**Written task A:** Please repeat the entries word for word, starting at the first entry and ending with the line that contains "breakdown-value: 6.6 MB".

**Document excerpt:**
Like most of the other mews on the estate, Brook's Mews originally had a narrow main entrance, but its general spaciousness nevertheless made it vulnerable to the instrusion of commerce and light industry. As the mews buildings tended to become separated from the houses in Brook Street and Grosvenor Street the Estate took particular care in its leases to guard against undesirable uses, and by the end of the nineteenth century the list of restricted trades there was as long as anywhere on the estate. (fn. 1)
From an early date, however, besides two public houses, there was also a builder's yard and workshops on the north side at the corner with Avery Row. The ground here was part of a large plot which had been leased, together with No. 39 Brook Street, in 1723 to Thomas Phillips, the well-known carpenter. (fn. 2) Phillips lived at No. 39 from 1723 until his death in 1736 and probably used the extensive back premises for his business. He appears to have been succeeded in this by his nephew John Phillips, another master carpenter of note, (fn. 3) who was the rated occupant of No. 39 Brook Street from 1741 to his death in 1775. The main building at the rear was evidently a carpenters' workshop, measuring some 55 by 25 feet, its long side to the mews being entirely lined with windows. At the corner was a small office building which was two rooms deep and had two storeys and a cellar, and elsewhere there were a number of store rooms. (fn. 4)
John Phillips's executors sub-let the yard to John Armstrong, a carpenter and builder. He was in possession by 1790 (fn. 5) but may have been established there earlier, for in 1799 he was stated to have made a number of additions within the previous twelve years. These consisted mostly of sheds for storing timber and a saw pit, but he may also have built another storey over and otherwise altered the workshop, which is described as two-storeyed in a plan of 1802. (fn. 6) In 1799 Armstrong entered into partnership with Jeffry Wyatt (later Sir Jeffry Wyatville), who was shortly afterwards to occupy and remodel No. 39 Brook Street (see page 22). Armstrong died in 1803 but Wyatt continued with the builder's business for several years, operating partly from Avery Row and Brook's Mews but mainly from other premises in Pimlico. (fn. 7) At some time during the nineteenth century the buildings in Brook's Mews were replaced by coach-houses and stables, (fn. 8) and these have in turn been rebuilt again, one (No. 52) as a builder's workshop (see below). (fn. c1)

**Written task B:** Write out the Brook's Mews text again, starting at "Like most of" and ending at "estate. (fn. 1)", and replace "leases" with "tenancy agreements" throughout.

**Extracted entries:**

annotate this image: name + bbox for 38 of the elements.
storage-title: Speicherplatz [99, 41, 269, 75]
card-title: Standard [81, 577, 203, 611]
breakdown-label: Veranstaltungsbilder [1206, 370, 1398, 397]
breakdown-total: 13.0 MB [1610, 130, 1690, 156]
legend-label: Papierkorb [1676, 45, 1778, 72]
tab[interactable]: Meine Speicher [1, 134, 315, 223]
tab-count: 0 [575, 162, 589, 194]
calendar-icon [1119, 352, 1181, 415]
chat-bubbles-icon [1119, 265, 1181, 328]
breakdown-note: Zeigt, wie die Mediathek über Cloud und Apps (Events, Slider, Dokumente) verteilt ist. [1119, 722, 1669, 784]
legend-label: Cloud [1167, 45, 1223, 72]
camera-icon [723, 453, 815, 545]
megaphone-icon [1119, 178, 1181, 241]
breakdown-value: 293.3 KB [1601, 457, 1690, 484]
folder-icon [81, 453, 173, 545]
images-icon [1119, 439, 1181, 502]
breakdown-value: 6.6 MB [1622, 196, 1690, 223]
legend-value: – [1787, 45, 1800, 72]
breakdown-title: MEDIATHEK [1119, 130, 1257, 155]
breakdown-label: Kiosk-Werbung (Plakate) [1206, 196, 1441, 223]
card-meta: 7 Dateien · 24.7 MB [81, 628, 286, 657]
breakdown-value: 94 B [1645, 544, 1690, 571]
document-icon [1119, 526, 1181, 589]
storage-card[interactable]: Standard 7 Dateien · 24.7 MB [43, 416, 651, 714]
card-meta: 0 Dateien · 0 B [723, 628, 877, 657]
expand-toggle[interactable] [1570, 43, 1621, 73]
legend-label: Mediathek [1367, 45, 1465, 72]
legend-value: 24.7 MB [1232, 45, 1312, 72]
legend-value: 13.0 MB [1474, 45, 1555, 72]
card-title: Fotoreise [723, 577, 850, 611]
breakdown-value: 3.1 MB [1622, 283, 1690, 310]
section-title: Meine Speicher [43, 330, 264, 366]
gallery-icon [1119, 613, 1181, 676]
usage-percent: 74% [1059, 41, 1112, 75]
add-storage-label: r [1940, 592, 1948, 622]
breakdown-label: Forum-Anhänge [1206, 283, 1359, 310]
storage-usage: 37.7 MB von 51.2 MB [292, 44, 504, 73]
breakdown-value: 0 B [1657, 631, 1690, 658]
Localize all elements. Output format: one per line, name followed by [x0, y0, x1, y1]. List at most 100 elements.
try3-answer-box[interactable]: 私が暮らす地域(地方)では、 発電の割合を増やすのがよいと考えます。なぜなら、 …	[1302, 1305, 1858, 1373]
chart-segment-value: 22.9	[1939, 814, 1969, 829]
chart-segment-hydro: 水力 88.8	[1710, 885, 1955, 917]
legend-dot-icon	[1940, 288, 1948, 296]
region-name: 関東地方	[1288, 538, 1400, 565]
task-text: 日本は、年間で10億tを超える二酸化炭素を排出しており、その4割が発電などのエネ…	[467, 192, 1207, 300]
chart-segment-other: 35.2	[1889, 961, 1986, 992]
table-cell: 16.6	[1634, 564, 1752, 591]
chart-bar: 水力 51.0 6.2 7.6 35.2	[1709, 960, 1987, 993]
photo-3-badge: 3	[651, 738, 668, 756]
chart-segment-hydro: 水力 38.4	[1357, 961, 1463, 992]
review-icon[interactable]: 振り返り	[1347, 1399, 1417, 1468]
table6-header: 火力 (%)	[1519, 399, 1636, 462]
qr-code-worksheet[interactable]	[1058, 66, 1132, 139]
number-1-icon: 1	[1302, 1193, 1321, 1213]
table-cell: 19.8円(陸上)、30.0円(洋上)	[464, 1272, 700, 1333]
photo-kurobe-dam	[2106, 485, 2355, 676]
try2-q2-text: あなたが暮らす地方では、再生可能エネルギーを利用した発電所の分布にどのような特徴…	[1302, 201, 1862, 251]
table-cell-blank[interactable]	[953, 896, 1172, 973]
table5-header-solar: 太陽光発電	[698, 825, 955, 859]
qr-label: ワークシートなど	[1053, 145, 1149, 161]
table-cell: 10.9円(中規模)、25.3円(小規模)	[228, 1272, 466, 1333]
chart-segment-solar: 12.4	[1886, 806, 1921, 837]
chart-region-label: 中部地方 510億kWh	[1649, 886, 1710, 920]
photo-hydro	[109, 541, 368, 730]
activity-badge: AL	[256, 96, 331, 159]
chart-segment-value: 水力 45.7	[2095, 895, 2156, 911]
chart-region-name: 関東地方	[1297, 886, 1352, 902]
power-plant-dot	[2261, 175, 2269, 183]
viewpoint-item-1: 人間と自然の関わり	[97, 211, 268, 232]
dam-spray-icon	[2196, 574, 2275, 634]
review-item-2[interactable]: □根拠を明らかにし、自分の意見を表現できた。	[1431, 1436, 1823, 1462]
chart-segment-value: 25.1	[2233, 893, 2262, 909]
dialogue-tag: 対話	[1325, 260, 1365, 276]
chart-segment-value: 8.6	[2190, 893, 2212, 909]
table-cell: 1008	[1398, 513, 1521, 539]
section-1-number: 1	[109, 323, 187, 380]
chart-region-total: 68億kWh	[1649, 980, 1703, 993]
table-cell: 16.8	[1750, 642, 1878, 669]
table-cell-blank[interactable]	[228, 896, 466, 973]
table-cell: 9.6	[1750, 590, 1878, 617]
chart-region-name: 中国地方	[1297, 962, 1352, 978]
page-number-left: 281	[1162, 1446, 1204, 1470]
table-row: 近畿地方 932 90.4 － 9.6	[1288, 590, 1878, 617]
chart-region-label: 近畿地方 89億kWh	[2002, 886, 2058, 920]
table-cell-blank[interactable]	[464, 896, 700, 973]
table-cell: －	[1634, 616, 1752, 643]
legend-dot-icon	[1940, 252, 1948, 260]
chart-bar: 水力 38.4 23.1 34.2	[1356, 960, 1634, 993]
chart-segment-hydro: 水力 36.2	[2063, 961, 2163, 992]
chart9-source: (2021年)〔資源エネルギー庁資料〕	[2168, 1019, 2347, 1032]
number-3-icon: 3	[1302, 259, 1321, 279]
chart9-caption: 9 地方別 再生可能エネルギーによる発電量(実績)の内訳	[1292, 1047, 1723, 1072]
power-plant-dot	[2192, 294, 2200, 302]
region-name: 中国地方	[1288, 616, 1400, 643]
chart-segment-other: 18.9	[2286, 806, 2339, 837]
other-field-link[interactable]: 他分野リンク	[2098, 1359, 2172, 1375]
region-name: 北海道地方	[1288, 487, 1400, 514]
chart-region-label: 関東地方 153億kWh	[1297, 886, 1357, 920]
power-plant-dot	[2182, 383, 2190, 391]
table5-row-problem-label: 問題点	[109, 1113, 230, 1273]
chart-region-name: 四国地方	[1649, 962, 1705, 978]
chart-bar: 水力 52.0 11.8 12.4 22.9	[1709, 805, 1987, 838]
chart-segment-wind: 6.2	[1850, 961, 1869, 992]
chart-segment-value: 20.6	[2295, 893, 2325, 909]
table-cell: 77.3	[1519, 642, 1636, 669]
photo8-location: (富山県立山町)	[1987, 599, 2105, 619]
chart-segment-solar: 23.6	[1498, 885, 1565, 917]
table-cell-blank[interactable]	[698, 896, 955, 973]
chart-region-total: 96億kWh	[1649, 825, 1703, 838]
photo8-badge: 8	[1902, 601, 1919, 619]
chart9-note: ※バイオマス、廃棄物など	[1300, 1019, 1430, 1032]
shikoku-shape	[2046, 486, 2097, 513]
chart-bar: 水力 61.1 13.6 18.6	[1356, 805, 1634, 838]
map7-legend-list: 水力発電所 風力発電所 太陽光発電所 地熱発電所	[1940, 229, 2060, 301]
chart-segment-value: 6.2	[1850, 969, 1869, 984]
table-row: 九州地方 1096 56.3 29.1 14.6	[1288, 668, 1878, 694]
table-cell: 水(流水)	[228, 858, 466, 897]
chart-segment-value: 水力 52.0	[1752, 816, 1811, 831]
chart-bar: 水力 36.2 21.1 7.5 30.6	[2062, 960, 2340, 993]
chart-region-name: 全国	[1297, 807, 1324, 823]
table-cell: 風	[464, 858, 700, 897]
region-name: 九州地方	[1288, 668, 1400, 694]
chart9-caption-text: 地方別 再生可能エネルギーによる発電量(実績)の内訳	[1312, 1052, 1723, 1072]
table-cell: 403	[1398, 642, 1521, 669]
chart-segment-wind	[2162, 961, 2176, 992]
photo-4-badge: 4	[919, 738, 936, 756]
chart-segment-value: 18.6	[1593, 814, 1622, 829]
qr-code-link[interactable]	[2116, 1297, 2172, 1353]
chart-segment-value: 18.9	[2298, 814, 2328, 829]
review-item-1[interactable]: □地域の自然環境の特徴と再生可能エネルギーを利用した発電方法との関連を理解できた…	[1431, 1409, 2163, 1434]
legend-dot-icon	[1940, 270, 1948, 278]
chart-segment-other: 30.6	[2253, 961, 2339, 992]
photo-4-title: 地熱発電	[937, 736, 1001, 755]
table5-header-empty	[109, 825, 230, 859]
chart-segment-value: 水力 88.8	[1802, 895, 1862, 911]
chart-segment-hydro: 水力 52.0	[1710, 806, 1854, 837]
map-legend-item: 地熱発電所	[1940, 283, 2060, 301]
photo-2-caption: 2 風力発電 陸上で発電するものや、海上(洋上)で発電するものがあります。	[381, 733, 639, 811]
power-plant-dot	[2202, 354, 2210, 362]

**Written answer A:**
annotate this image: name + bbox for 38 of the elements.
storage-title: Speicherplatz [99, 41, 269, 75]
card-title: Standard [81, 577, 203, 611]
breakdown-label: Veranstaltungsbilder [1206, 370, 1398, 397]
breakdown-total: 13.0 MB [1610, 130, 1690, 156]
legend-label: Papierkorb [1676, 45, 1778, 72]
tab[interactable]: Meine Speicher [1, 134, 315, 223]
tab-count: 0 [575, 162, 589, 194]
calendar-icon [1119, 352, 1181, 415]
chat-bubbles-icon [1119, 265, 1181, 328]
breakdown-note: Zeigt, wie die Mediathek über Cloud und Apps (Events, Slider, Dokumente) verteilt ist. [1119, 722, 1669, 784]
legend-label: Cloud [1167, 45, 1223, 72]
camera-icon [723, 453, 815, 545]
megaphone-icon [1119, 178, 1181, 241]
breakdown-value: 293.3 KB [1601, 457, 1690, 484]
folder-icon [81, 453, 173, 545]
images-icon [1119, 439, 1181, 502]
breakdown-value: 6.6 MB [1622, 196, 1690, 223]

**Written answer B:**
Like most of the other mews on the estate, Brook's Mews originally had a narrow main entrance, but its general spaciousness nevertheless made it vulnerable to the instrusion of commerce and light industry. As the mews buildings tended to become separated from the houses in Brook Street and Grosvenor Street the Estate took particular care in its tenancy agreements to guard against undesirable uses, and by the end of the nineteenth century the list of restricted trades there was as long as anywhere on the estate. (fn. 1)